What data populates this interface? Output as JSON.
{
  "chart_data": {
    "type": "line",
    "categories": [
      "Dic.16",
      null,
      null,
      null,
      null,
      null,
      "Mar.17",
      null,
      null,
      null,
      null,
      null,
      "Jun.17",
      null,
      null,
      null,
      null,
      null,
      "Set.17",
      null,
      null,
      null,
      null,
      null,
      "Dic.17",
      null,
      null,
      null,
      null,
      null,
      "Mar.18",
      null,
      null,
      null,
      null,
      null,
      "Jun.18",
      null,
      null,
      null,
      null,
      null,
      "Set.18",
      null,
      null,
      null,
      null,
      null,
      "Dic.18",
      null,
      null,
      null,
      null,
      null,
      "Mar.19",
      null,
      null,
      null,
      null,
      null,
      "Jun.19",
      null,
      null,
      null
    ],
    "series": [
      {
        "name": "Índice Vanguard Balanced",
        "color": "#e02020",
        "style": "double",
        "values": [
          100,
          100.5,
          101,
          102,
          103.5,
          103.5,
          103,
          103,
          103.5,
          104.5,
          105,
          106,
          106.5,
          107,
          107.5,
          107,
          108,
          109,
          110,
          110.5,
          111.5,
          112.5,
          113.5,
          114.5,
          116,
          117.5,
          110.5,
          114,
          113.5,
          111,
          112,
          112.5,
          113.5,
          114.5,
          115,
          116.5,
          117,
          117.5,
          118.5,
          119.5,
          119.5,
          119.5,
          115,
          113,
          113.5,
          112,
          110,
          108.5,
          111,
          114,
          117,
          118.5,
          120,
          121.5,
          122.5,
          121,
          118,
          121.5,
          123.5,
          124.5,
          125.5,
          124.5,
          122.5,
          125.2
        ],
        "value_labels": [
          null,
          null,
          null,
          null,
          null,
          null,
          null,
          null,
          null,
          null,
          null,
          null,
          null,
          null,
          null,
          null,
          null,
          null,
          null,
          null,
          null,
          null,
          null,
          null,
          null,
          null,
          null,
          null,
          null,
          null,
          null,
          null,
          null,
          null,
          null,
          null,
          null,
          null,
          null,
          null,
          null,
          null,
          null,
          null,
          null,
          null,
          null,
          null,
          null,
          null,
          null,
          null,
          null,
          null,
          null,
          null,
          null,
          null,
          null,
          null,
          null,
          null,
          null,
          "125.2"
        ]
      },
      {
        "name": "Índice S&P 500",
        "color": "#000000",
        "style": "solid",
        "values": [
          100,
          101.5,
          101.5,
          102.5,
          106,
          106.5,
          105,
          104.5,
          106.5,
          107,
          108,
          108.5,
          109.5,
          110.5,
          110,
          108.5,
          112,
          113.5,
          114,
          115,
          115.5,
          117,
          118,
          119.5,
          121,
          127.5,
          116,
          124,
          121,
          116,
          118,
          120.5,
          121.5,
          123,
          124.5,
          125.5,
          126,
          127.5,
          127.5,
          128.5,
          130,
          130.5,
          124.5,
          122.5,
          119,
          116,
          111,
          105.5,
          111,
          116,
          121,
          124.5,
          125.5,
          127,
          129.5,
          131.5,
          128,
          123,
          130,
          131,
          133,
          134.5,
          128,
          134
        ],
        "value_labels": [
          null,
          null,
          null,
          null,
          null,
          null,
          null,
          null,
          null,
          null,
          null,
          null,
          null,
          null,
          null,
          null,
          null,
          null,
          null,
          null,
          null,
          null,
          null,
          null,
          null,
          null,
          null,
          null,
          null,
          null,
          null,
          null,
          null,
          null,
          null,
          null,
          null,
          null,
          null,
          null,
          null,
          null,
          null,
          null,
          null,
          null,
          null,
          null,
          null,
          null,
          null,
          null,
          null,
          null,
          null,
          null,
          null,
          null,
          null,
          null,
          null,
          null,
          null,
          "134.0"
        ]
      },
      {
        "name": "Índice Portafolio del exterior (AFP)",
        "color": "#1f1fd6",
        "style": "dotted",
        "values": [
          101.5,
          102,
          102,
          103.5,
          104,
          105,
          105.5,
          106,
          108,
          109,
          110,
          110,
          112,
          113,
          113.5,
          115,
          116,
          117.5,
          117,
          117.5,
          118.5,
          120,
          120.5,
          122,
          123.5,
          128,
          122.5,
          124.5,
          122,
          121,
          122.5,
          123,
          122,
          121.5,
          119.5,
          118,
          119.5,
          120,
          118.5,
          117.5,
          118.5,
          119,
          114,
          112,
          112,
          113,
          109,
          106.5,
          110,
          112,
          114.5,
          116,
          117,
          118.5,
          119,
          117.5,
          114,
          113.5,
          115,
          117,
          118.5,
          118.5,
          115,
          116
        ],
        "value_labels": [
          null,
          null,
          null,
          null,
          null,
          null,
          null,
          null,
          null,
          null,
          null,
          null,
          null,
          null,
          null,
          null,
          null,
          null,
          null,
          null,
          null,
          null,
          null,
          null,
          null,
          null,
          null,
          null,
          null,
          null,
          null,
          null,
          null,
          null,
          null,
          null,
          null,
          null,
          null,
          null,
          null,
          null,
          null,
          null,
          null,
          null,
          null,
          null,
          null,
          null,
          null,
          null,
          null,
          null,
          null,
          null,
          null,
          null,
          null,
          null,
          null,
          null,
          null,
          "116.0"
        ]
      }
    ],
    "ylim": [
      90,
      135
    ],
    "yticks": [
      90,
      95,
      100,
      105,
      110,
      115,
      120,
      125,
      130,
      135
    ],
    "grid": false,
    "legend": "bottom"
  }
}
===
What you have to do:
Show every line of the listing in which the string "color" can be found.

Task response:
        "color": "#e02020",
        "color": "#000000",
        "color": "#1f1fd6",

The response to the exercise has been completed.